YOUR GOAL: With the images removed, repeat the data below exactly.
━━ ENTRIES SHOWN
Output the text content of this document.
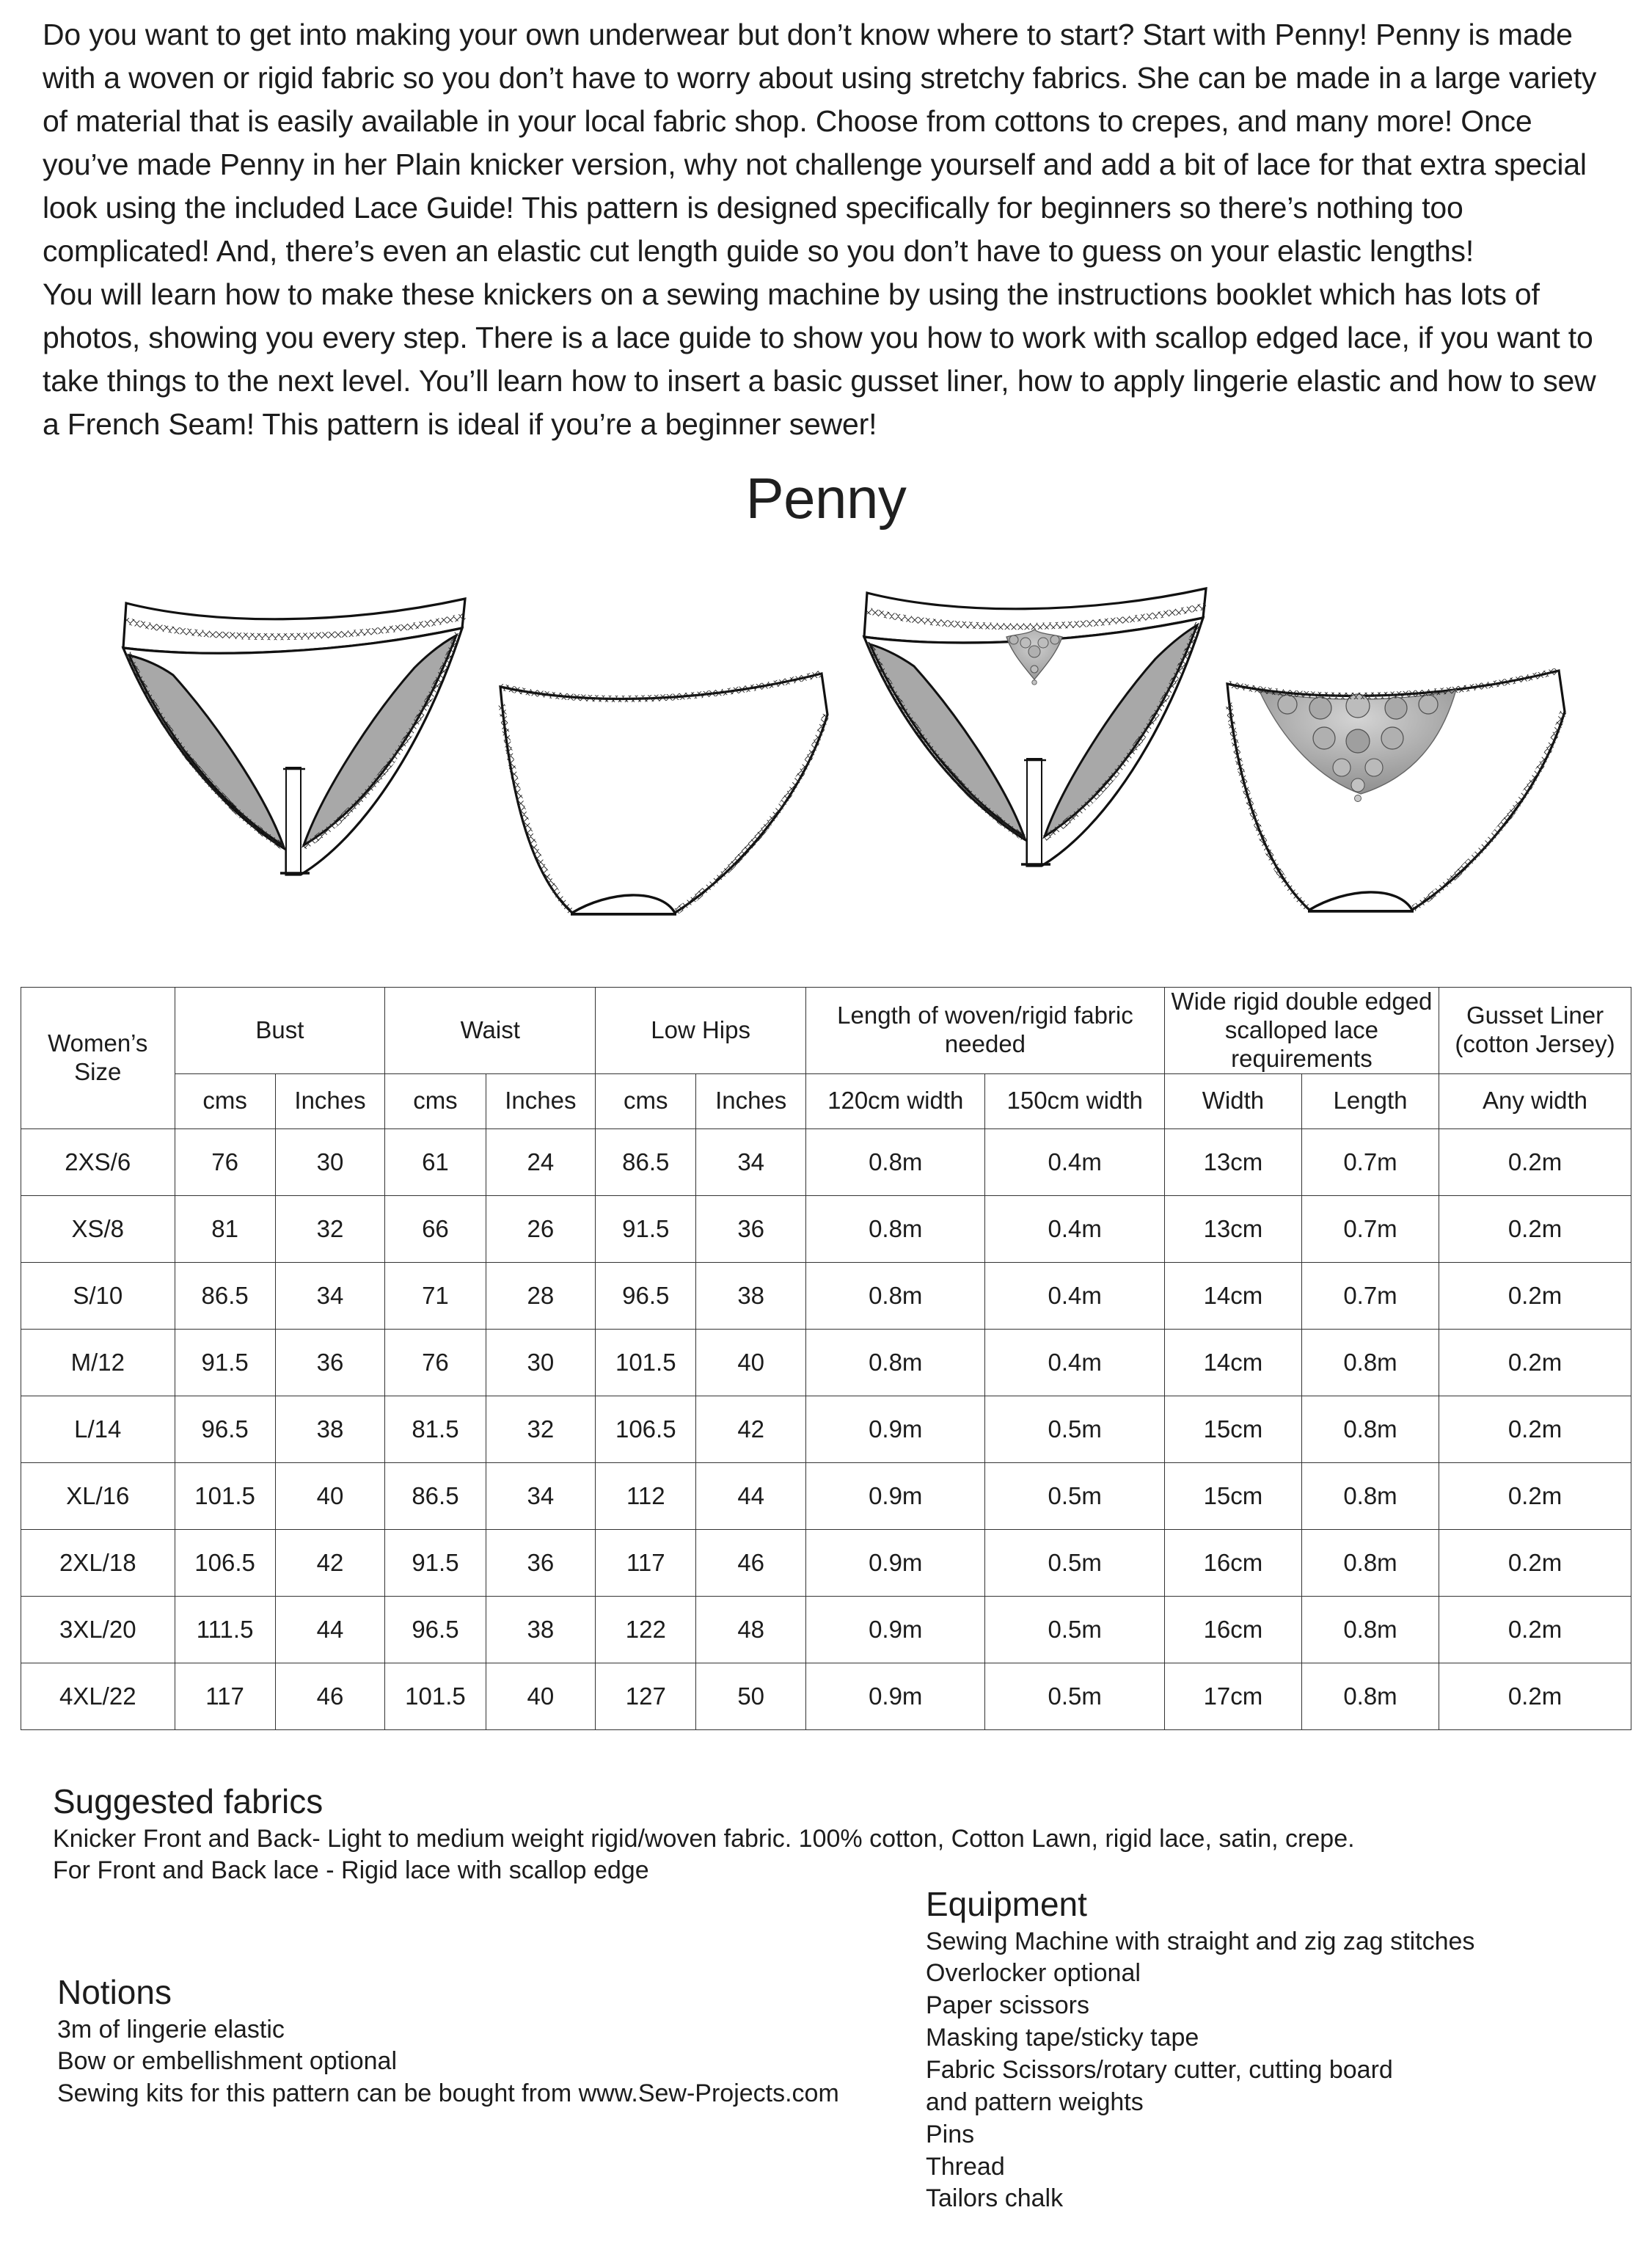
Do you want to get into making your own underwear but don’t know where to start? Start with Penny! Penny is made with a woven or rigid fabric so you don’t have to worry about using stretchy fabrics. She can be made in a large variety of material that is easily available in your local fabric shop. Choose from cottons to crepes, and many more! Once you’ve made Penny in her Plain knicker version, why not challenge yourself and add a bit of lace for that extra special look using the included Lace Guide! This pattern is designed specifically for beginners so there’s nothing too complicated! And, there’s even an elastic cut length guide so you don’t have to guess on your elastic lengths!

You will learn how to make these knickers on a sewing machine by using the instructions booklet which has lots of photos, showing you every step. There is a lace guide to show you how to work with scallop edged lace, if you want to take things to the next level. You’ll learn how to insert a basic gusset liner, how to apply lingerie elastic and how to sew a French Seam! This pattern is ideal if you’re a beginner sewer!

Penny
Women’s Size	Bust		Waist		Low Hips		Length of woven/rigid fabric needed		Wide rigid double edged scalloped lace requirements		Gusset Liner (cotton Jersey)
	cms	Inches	cms	Inches	cms	Inches	120cm width	150cm width	Width	Length	Any width
2XS/6	76	30	61	24	86.5	34	0.8m	0.4m	13cm	0.7m	0.2m
XS/8	81	32	66	26	91.5	36	0.8m	0.4m	13cm	0.7m	0.2m
S/10	86.5	34	71	28	96.5	38	0.8m	0.4m	14cm	0.7m	0.2m
M/12	91.5	36	76	30	101.5	40	0.8m	0.4m	14cm	0.8m	0.2m
L/14	96.5	38	81.5	32	106.5	42	0.9m	0.5m	15cm	0.8m	0.2m
XL/16	101.5	40	86.5	34	112	44	0.9m	0.5m	15cm	0.8m	0.2m
2XL/18	106.5	42	91.5	36	117	46	0.9m	0.5m	16cm	0.8m	0.2m
3XL/20	111.5	44	96.5	38	122	48	0.9m	0.5m	16cm	0.8m	0.2m
4XL/22	117	46	101.5	40	127	50	0.9m	0.5m	17cm	0.8m	0.2m
Suggested fabrics
Knicker Front and Back- Light to medium weight rigid/woven fabric. 100% cotton, Cotton Lawn, rigid lace, satin, crepe.
For Front and Back lace - Rigid lace with scallop edge
Notions
3m of lingerie elastic
Bow or embellishment optional
Sewing kits for this pattern can be bought from www.Sew-Projects.com
Equipment
Sewing Machine with straight and zig zag stitches
Overlocker optional
Paper scissors
Masking tape/sticky tape
Fabric Scissors/rotary cutter, cutting board
and pattern weights
Pins
Thread
Tailors chalk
━━━━
RESPONSE FOR THIS EXERCISE:
Output the text content of this document.
Do you want to get into making your own underwear but don’t know where to start? Start with Penny! Penny is made with a woven or rigid fabric so you don’t have to worry about using stretchy fabrics. She can be made in a large variety of material that is easily available in your local fabric shop. Choose from cottons to crepes, and many more! Once you’ve made Penny in her Plain knicker version, why not challenge yourself and add a bit of lace for that extra special look using the included Lace Guide! This pattern is designed specifically for beginners so there’s nothing too complicated! And, there’s even an elastic cut length guide so you don’t have to guess on your elastic lengths!

You will learn how to make these knickers on a sewing machine by using the instructions booklet which has lots of photos, showing you every step. There is a lace guide to show you how to work with scallop edged lace, if you want to take things to the next level. You’ll learn how to insert a basic gusset liner, how to apply lingerie elastic and how to sew a French Seam! This pattern is ideal if you’re a beginner sewer!

Penny
Women’s Size	Bust		Waist		Low Hips		Length of woven/rigid fabric needed		Wide rigid double edged scalloped lace requirements		Gusset Liner (cotton Jersey)
	cms	Inches	cms	Inches	cms	Inches	120cm width	150cm width	Width	Length	Any width
2XS/6	76	30	61	24	86.5	34	0.8m	0.4m	13cm	0.7m	0.2m
XS/8	81	32	66	26	91.5	36	0.8m	0.4m	13cm	0.7m	0.2m
S/10	86.5	34	71	28	96.5	38	0.8m	0.4m	14cm	0.7m	0.2m
M/12	91.5	36	76	30	101.5	40	0.8m	0.4m	14cm	0.8m	0.2m
L/14	96.5	38	81.5	32	106.5	42	0.9m	0.5m	15cm	0.8m	0.2m
XL/16	101.5	40	86.5	34	112	44	0.9m	0.5m	15cm	0.8m	0.2m
2XL/18	106.5	42	91.5	36	117	46	0.9m	0.5m	16cm	0.8m	0.2m
3XL/20	111.5	44	96.5	38	122	48	0.9m	0.5m	16cm	0.8m	0.2m
4XL/22	117	46	101.5	40	127	50	0.9m	0.5m	17cm	0.8m	0.2m
Suggested fabrics
Knicker Front and Back- Light to medium weight rigid/woven fabric. 100% cotton, Cotton Lawn, rigid lace, satin, crepe.
For Front and Back lace - Rigid lace with scallop edge
Notions
3m of lingerie elastic
Bow or embellishment optional
Sewing kits for this pattern can be bought from www.Sew-Projects.com
Equipment
Sewing Machine with straight and zig zag stitches
Overlocker optional
Paper scissors
Masking tape/sticky tape
Fabric Scissors/rotary cutter, cutting board
and pattern weights
Pins
Thread
Tailors chalk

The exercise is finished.